**SET PROBLEM**
Select every line below containing the word "this".

[Stored data]
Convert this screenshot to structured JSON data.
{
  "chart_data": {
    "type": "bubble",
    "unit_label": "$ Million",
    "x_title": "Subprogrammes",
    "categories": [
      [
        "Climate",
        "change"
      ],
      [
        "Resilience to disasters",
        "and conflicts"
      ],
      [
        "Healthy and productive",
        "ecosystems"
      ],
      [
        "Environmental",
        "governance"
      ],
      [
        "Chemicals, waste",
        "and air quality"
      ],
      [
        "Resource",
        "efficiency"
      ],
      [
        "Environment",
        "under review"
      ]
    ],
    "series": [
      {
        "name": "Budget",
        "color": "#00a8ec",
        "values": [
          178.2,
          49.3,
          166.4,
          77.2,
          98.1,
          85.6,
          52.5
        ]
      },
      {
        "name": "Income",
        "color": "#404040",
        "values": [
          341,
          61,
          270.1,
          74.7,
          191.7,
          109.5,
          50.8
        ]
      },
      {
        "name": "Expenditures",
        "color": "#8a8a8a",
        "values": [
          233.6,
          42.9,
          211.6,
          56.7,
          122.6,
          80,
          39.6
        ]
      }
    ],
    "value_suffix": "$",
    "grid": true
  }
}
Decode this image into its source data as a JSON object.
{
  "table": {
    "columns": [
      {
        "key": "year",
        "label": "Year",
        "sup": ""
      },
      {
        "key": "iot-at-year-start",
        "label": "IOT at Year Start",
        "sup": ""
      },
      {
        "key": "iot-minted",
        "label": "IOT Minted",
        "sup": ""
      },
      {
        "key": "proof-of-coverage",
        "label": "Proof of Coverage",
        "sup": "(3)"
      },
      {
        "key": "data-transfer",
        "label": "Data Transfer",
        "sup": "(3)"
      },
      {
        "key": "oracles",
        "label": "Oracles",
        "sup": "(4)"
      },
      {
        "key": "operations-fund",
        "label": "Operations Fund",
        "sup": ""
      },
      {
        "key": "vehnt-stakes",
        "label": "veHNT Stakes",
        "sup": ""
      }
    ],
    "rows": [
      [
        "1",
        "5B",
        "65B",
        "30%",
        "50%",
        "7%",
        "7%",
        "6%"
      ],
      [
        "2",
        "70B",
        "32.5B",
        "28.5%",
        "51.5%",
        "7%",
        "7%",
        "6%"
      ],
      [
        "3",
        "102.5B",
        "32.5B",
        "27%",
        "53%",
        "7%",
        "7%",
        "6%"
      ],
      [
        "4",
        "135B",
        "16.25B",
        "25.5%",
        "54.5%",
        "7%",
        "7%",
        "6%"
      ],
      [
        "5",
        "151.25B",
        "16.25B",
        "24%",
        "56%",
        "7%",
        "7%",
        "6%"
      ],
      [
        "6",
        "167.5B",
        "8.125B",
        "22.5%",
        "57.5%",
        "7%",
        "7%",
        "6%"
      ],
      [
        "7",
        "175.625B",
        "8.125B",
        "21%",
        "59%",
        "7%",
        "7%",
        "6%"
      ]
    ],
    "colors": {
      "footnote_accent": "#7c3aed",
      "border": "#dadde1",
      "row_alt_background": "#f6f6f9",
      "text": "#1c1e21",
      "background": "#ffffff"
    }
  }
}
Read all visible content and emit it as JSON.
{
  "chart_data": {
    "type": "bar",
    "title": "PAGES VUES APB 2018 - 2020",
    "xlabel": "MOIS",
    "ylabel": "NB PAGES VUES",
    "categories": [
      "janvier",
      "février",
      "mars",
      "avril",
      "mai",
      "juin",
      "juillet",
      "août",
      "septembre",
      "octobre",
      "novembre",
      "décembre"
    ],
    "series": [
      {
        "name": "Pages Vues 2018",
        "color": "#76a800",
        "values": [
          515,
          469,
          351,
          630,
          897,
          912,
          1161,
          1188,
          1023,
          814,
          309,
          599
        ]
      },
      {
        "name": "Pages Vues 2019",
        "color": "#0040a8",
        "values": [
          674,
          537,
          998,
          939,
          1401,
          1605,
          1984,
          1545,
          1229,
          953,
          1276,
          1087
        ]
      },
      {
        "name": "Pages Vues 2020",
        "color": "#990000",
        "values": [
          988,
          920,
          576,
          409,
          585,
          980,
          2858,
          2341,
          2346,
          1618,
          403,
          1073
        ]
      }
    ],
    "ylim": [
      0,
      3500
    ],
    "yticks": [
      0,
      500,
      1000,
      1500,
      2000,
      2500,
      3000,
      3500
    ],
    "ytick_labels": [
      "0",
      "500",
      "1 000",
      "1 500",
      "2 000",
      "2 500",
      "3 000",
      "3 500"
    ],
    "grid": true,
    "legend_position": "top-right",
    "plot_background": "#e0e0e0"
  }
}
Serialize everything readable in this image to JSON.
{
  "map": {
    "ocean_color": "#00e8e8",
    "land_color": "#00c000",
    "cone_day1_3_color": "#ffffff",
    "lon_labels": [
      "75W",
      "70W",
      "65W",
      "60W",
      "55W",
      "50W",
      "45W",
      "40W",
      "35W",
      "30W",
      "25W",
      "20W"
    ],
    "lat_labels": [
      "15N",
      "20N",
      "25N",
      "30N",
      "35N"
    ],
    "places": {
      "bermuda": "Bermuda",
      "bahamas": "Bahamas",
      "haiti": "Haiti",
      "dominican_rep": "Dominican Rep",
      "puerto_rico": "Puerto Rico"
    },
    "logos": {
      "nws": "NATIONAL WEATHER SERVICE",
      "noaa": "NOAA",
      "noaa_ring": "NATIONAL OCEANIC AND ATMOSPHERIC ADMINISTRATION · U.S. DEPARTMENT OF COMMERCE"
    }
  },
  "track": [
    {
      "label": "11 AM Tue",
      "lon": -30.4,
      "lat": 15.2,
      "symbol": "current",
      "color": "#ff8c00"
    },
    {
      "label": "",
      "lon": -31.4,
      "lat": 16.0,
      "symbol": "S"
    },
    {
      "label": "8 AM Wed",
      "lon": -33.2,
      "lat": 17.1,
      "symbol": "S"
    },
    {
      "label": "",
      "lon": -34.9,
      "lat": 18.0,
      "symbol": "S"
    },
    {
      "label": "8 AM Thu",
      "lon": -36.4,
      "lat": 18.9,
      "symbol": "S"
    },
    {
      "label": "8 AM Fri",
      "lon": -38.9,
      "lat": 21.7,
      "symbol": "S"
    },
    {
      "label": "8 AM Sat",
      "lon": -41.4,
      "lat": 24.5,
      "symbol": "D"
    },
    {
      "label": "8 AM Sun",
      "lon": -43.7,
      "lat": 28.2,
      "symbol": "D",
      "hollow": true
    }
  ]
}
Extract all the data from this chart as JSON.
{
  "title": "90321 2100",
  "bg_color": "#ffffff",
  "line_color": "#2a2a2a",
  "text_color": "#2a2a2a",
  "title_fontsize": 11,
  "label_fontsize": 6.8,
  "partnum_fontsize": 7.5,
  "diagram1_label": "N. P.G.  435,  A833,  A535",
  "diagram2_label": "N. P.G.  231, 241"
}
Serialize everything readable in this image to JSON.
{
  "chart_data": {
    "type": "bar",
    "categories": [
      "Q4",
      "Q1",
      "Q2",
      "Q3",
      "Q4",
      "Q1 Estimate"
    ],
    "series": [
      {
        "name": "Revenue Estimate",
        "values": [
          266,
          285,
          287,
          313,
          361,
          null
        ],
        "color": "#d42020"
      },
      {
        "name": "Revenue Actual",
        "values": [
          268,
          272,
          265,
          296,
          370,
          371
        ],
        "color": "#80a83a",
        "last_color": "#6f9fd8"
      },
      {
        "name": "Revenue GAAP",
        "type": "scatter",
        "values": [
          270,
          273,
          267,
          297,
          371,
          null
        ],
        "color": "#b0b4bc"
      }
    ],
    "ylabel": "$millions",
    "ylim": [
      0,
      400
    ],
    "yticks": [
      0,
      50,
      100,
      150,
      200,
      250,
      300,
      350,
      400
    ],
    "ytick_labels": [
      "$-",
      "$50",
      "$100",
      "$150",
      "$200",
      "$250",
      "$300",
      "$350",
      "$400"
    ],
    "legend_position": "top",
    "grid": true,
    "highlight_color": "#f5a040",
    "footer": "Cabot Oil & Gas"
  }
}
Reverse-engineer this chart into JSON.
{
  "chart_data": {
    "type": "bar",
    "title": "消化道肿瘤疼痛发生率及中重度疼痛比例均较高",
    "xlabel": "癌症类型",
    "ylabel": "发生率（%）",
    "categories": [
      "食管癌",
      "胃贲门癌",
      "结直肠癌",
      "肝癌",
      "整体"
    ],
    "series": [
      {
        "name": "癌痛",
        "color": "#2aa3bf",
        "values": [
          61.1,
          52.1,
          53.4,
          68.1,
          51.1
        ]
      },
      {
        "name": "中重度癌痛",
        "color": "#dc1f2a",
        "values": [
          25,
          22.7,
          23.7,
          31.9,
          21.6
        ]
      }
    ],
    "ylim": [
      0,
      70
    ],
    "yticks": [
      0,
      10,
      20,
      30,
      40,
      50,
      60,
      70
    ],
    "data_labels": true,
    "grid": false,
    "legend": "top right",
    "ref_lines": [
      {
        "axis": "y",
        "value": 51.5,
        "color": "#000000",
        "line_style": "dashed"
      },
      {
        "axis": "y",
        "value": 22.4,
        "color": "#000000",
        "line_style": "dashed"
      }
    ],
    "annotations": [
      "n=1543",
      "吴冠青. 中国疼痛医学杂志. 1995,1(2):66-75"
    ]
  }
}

**WORKED ANSWER**
Convert this screenshot to structured JSON data.
Decode this image into its source data as a JSON object.
Serialize everything readable in this image to JSON.
Extract all the data from this chart as JSON.
Serialize everything readable in this image to JSON.
Reverse-engineer this chart into JSON.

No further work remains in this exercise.